* [JOB] Copy all lines in which the word "text" can be found.

* [RECORD EXTRACTS]
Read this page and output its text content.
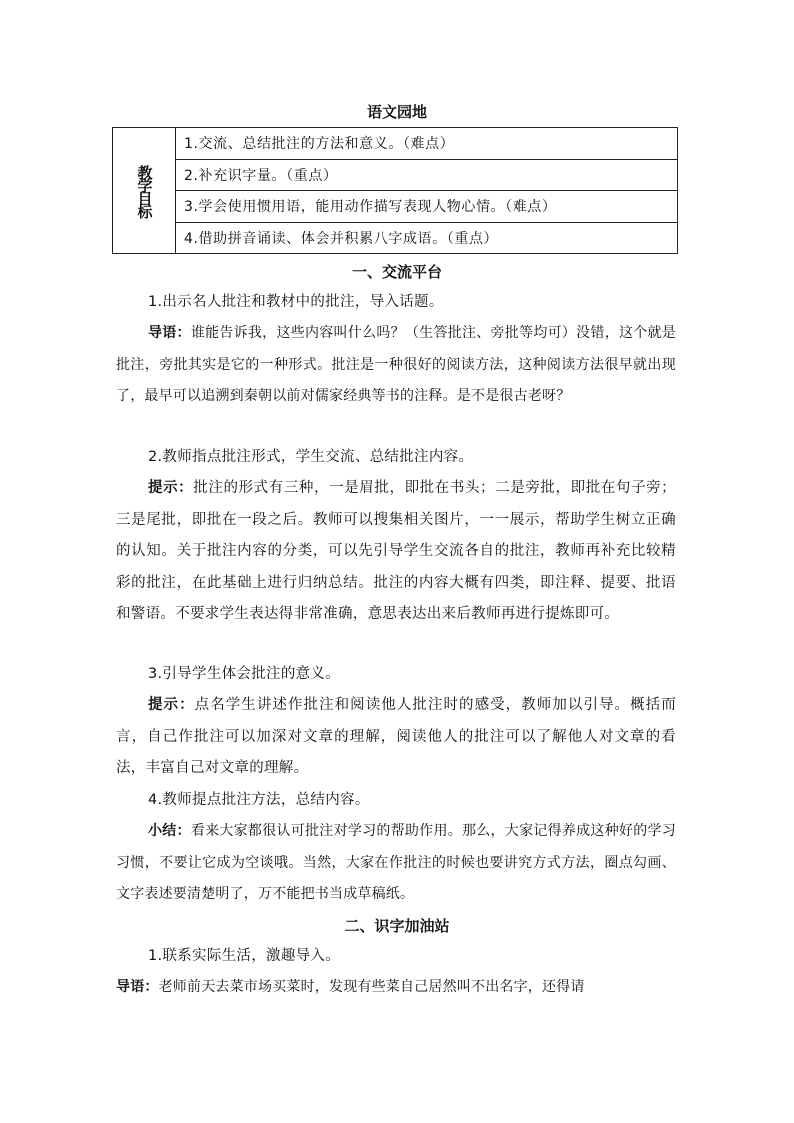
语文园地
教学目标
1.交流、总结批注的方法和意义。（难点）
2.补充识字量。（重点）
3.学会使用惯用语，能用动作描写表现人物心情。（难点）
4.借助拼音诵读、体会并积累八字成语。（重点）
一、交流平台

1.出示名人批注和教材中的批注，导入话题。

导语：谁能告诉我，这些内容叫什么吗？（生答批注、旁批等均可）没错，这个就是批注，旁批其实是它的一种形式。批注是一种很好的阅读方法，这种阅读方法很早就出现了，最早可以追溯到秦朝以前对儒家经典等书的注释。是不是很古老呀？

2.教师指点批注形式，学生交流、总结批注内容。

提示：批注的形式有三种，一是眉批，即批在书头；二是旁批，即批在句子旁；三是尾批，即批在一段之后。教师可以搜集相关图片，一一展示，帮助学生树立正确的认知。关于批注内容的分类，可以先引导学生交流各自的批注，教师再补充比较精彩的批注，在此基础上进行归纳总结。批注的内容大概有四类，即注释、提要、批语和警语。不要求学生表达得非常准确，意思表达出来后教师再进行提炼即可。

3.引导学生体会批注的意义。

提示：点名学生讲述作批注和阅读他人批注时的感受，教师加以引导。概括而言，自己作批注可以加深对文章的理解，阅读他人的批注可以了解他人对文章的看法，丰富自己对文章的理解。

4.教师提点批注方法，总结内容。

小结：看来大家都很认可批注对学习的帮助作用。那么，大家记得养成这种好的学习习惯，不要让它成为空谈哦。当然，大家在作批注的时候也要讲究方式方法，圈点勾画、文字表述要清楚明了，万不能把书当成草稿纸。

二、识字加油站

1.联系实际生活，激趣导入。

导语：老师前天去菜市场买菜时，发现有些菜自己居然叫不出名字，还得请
--
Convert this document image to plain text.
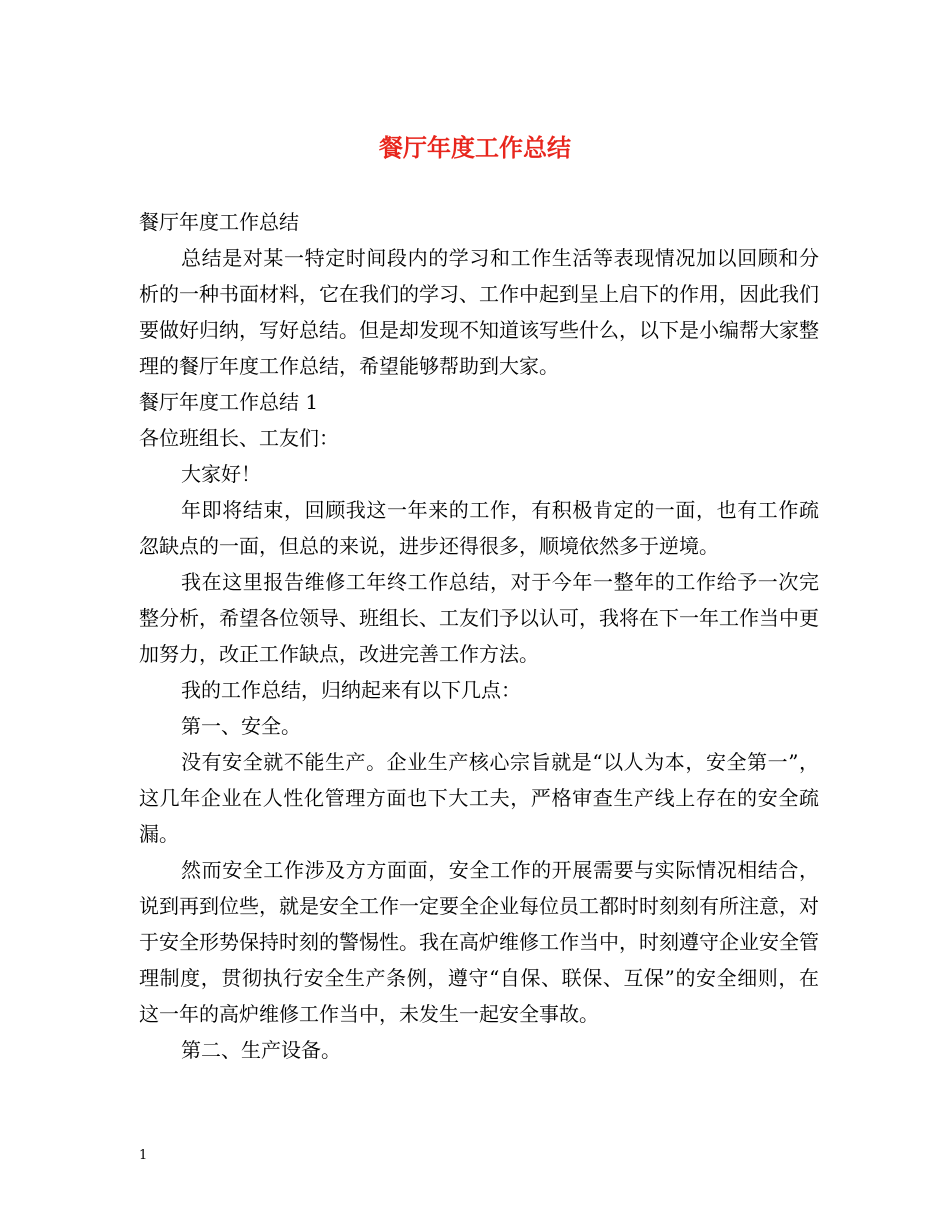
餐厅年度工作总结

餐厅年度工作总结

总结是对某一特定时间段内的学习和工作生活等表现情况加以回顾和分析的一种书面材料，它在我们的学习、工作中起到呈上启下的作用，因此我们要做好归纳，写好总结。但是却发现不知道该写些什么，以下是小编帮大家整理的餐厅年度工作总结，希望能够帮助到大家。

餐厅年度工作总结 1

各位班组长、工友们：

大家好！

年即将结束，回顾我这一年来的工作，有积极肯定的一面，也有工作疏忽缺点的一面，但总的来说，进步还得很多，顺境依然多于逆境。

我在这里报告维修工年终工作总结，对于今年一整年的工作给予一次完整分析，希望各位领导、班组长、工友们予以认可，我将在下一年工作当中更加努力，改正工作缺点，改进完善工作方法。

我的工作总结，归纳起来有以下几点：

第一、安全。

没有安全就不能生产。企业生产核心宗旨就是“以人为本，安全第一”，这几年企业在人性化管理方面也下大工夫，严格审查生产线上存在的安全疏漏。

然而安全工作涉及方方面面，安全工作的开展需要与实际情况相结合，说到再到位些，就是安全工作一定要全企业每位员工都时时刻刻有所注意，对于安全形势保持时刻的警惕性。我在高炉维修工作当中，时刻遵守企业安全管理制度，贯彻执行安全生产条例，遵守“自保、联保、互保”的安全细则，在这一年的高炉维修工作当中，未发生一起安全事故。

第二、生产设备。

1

* [TASK OUTPUT]
Read this page and output its text content.
Convert this document image to plain text.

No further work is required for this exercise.